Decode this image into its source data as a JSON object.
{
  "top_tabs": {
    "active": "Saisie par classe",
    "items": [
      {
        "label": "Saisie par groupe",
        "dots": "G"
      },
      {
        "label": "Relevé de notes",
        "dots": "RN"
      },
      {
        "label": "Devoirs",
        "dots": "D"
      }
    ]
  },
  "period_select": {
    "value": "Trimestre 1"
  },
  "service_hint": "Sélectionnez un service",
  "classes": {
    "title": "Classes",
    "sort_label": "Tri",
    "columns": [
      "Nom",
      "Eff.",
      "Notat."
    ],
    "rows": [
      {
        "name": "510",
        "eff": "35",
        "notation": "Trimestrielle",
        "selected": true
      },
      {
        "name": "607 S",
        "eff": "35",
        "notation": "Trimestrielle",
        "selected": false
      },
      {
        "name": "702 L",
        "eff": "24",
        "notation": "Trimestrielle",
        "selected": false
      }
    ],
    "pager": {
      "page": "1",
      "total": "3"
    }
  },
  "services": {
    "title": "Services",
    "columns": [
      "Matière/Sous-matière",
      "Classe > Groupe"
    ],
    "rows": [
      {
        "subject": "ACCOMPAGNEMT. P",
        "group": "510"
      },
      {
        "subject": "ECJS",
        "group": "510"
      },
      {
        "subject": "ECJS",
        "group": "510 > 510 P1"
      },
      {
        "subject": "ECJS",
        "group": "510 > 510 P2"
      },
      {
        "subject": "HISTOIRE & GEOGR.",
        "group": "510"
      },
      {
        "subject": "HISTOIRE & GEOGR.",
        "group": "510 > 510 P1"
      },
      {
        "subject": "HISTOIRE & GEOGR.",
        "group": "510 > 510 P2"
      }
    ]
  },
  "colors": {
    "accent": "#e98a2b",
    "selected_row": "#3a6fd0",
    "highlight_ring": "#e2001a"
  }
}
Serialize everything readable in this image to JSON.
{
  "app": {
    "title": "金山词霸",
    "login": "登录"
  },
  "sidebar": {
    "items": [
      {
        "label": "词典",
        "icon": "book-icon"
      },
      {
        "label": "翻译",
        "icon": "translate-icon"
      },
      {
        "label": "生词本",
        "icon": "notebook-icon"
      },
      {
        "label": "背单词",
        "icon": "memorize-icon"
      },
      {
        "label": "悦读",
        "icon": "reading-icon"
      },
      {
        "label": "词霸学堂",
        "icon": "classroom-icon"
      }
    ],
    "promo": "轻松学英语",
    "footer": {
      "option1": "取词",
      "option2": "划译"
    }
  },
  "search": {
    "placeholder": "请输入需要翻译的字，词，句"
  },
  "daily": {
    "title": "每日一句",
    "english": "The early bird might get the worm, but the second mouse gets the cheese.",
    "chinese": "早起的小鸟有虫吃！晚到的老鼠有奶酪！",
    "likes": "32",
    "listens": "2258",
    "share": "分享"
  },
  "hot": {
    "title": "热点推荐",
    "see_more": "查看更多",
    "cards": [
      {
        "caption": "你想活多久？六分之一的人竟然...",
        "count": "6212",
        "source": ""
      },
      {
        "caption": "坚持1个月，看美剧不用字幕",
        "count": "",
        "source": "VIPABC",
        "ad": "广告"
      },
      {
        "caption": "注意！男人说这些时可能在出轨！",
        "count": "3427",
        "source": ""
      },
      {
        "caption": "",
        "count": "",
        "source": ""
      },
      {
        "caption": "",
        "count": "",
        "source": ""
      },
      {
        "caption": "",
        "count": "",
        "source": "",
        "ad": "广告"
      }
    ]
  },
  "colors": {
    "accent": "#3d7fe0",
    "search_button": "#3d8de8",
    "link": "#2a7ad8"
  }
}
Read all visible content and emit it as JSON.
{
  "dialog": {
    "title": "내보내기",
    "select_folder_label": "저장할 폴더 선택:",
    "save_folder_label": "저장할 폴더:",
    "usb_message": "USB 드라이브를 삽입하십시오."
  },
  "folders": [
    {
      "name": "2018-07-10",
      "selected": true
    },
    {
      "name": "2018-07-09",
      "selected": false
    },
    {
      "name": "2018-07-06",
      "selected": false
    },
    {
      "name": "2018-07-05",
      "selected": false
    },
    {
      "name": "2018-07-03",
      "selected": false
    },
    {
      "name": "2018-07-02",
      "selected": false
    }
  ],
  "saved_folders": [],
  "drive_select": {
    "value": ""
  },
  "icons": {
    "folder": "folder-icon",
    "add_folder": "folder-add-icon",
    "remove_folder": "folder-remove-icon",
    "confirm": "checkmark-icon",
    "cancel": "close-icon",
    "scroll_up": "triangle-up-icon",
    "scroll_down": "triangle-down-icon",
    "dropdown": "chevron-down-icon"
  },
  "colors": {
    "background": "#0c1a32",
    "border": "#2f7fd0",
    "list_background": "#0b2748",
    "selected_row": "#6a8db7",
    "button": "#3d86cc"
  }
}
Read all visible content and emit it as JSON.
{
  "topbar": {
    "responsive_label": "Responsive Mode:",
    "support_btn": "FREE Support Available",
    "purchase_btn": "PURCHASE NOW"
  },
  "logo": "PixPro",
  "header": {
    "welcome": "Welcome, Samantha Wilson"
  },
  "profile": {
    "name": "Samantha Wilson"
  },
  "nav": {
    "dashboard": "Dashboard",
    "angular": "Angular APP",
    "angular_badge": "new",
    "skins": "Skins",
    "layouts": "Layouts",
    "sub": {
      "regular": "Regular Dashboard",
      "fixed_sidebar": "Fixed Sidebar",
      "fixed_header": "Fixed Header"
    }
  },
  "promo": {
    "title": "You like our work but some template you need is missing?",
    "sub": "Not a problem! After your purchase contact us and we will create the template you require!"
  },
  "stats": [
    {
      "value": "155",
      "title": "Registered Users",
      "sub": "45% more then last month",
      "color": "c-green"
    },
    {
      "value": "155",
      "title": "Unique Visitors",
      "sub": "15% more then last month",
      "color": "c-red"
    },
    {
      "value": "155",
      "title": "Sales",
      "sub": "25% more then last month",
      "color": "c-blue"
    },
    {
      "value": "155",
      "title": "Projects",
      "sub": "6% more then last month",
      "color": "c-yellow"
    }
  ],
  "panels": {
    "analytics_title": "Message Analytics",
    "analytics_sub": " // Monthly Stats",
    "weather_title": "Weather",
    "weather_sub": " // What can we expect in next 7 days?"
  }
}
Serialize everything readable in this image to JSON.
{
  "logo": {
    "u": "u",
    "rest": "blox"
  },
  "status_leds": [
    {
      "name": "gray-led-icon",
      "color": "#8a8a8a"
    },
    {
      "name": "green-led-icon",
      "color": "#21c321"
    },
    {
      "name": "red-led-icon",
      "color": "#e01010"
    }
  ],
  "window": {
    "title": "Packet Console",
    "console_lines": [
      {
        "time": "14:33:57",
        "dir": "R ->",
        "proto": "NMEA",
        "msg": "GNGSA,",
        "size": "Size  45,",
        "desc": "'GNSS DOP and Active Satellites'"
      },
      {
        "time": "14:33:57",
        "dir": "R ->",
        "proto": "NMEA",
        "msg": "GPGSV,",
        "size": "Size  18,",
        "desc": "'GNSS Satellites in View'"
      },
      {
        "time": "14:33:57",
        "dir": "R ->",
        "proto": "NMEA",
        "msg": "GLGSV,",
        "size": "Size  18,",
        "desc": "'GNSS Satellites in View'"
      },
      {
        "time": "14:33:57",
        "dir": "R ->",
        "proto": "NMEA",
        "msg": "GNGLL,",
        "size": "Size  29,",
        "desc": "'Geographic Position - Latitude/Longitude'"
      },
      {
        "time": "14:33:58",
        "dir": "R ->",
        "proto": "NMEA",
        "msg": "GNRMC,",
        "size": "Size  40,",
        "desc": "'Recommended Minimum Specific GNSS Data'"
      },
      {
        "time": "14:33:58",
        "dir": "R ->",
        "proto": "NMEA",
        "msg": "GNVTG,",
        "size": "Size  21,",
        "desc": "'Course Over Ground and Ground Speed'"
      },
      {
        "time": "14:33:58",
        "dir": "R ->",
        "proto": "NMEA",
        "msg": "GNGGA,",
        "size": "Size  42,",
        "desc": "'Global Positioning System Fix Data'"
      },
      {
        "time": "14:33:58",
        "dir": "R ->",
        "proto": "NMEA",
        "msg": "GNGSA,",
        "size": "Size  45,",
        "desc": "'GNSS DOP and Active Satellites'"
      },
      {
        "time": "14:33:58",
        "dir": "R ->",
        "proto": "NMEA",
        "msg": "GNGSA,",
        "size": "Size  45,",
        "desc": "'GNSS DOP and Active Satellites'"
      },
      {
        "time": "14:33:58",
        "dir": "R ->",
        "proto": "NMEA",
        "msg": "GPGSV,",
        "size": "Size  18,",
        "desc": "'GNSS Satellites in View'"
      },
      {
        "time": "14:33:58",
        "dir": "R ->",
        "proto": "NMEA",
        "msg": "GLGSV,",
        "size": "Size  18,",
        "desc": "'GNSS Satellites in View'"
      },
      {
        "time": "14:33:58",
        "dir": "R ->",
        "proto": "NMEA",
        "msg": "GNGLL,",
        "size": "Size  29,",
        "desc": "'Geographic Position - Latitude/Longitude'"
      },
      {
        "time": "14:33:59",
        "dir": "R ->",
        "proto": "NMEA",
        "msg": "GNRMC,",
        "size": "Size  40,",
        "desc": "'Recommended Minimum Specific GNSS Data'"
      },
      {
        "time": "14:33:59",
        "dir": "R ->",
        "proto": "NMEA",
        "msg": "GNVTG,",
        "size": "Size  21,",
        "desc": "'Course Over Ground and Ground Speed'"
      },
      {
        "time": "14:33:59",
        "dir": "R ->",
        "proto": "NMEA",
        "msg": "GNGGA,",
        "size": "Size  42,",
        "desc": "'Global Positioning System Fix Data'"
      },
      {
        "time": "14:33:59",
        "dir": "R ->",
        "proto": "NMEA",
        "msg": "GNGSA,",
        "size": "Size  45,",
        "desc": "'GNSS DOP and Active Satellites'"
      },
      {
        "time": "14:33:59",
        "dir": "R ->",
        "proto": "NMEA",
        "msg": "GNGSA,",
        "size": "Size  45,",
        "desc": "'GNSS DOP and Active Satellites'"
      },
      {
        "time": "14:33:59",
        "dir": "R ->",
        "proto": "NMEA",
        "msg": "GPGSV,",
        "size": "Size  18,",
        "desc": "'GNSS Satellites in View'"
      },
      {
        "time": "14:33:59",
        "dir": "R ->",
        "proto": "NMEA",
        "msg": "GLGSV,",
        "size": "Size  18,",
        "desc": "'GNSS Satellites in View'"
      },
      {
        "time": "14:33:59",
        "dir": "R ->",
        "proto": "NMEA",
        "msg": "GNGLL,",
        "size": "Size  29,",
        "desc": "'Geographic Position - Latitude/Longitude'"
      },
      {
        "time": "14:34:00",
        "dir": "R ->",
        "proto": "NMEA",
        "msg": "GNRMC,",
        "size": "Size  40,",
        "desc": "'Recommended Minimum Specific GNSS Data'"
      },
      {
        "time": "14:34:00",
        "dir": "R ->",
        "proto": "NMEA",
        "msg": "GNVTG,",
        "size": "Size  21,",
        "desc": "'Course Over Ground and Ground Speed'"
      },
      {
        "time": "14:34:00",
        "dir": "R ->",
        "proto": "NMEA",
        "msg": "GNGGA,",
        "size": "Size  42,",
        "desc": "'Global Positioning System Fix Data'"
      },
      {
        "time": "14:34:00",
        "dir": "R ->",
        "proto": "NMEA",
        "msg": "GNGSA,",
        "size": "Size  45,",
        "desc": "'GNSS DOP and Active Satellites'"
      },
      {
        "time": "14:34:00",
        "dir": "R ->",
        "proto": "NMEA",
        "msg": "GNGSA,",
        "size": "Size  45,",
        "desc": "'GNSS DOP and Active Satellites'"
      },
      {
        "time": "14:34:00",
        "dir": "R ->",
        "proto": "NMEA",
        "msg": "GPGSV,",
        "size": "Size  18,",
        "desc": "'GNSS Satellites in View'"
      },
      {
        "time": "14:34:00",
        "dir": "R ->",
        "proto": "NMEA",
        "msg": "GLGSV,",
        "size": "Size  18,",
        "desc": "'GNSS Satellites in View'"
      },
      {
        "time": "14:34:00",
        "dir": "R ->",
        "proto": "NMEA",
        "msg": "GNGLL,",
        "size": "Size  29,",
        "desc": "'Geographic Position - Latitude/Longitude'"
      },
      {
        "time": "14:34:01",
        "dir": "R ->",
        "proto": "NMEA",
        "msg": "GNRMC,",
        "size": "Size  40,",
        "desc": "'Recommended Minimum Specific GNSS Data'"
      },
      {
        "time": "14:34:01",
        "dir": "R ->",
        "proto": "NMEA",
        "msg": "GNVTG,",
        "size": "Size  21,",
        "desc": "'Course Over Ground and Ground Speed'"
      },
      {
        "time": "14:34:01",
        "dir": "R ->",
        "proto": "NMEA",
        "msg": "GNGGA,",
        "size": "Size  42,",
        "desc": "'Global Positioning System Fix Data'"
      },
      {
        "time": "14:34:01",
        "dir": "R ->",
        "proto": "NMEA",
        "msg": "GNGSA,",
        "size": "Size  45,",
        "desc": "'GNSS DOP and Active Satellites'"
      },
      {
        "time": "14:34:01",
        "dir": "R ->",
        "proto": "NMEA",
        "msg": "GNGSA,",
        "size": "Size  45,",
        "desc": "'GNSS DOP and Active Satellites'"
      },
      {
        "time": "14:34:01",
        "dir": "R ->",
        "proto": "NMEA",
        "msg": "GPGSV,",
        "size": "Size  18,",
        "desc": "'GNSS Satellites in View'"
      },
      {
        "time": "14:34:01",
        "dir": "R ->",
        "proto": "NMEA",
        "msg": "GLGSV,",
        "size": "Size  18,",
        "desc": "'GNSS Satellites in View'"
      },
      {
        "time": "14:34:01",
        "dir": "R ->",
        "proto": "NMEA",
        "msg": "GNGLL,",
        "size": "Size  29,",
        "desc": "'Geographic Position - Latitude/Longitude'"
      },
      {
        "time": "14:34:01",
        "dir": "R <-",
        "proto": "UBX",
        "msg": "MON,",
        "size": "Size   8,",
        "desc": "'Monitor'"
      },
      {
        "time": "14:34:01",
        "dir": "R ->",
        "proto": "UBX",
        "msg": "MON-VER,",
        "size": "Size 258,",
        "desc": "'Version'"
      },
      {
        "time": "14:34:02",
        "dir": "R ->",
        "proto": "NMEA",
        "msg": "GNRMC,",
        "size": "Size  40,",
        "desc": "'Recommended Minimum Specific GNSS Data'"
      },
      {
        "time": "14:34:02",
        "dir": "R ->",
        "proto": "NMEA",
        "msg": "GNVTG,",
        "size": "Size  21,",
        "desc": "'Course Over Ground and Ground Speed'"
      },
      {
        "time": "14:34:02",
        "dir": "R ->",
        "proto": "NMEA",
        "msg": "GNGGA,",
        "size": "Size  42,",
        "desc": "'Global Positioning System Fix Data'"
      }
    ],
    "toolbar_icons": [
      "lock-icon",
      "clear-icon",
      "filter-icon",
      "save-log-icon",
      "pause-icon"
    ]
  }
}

============================================================

REQUIRED TASK: From the entries above, return each line with the word "template" in it.

WRITTEN REPLY:
    "title": "You like our work but some template you need is missing?",
    "sub": "Not a problem! After your purchase contact us and we will create the template you require!"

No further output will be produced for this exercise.